== WHAT IS NEEDED ==
Edit the data below so that every "Model Year" becomes "Simulation Year", and keep all other text the same.

== DATA ENTRIES ==
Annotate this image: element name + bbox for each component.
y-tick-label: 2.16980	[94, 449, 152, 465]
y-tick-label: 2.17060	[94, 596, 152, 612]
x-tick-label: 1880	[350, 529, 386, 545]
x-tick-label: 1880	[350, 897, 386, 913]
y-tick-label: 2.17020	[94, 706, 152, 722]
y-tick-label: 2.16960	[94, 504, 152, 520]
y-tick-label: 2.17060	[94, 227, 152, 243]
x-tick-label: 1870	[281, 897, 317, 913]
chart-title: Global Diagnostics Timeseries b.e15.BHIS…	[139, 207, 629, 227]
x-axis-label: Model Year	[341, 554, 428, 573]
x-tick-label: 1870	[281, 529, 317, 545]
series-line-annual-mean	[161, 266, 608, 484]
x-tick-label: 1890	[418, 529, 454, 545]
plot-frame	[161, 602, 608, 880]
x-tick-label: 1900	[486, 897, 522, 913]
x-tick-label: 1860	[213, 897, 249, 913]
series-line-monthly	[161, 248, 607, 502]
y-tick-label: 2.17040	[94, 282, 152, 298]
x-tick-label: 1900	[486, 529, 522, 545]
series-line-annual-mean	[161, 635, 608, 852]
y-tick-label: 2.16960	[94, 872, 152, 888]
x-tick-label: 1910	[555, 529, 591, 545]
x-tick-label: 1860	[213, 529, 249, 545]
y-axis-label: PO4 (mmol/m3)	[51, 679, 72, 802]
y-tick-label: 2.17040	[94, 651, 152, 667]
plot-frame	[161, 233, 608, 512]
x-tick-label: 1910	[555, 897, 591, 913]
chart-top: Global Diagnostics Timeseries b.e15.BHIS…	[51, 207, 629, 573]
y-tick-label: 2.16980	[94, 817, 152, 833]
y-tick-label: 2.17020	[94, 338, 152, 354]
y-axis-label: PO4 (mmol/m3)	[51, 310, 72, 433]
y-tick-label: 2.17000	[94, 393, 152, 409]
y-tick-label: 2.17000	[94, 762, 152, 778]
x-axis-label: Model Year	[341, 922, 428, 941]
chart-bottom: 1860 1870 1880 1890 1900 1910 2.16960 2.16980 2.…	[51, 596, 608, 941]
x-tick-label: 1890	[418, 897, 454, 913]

== CORRECT RESULT ==
Annotate this image: element name + bbox for each component.
y-tick-label: 2.16980	[94, 449, 152, 465]
y-tick-label: 2.17060	[94, 596, 152, 612]
x-tick-label: 1880	[350, 529, 386, 545]
x-tick-label: 1880	[350, 897, 386, 913]
y-tick-label: 2.17020	[94, 706, 152, 722]
y-tick-label: 2.16960	[94, 504, 152, 520]
y-tick-label: 2.17060	[94, 227, 152, 243]
x-tick-label: 1870	[281, 897, 317, 913]
chart-title: Global Diagnostics Timeseries b.e15.BHIS…	[139, 207, 629, 227]
x-axis-label: Simulation Year	[341, 554, 428, 573]
x-tick-label: 1870	[281, 529, 317, 545]
series-line-annual-mean	[161, 266, 608, 484]
x-tick-label: 1890	[418, 529, 454, 545]
plot-frame	[161, 602, 608, 880]
x-tick-label: 1900	[486, 897, 522, 913]
x-tick-label: 1860	[213, 897, 249, 913]
series-line-monthly	[161, 248, 607, 502]
y-tick-label: 2.17040	[94, 282, 152, 298]
x-tick-label: 1900	[486, 529, 522, 545]
series-line-annual-mean	[161, 635, 608, 852]
y-tick-label: 2.16960	[94, 872, 152, 888]
x-tick-label: 1910	[555, 529, 591, 545]
x-tick-label: 1860	[213, 529, 249, 545]
y-axis-label: PO4 (mmol/m3)	[51, 679, 72, 802]
y-tick-label: 2.17040	[94, 651, 152, 667]
plot-frame	[161, 233, 608, 512]
x-tick-label: 1910	[555, 897, 591, 913]
chart-top: Global Diagnostics Timeseries b.e15.BHIS…	[51, 207, 629, 573]
y-tick-label: 2.16980	[94, 817, 152, 833]
y-tick-label: 2.17020	[94, 338, 152, 354]
y-axis-label: PO4 (mmol/m3)	[51, 310, 72, 433]
y-tick-label: 2.17000	[94, 393, 152, 409]
y-tick-label: 2.17000	[94, 762, 152, 778]
x-axis-label: Simulation Year	[341, 922, 428, 941]
chart-bottom: 1860 1870 1880 1890 1900 1910 2.16960 2.16980 2.…	[51, 596, 608, 941]
x-tick-label: 1890	[418, 897, 454, 913]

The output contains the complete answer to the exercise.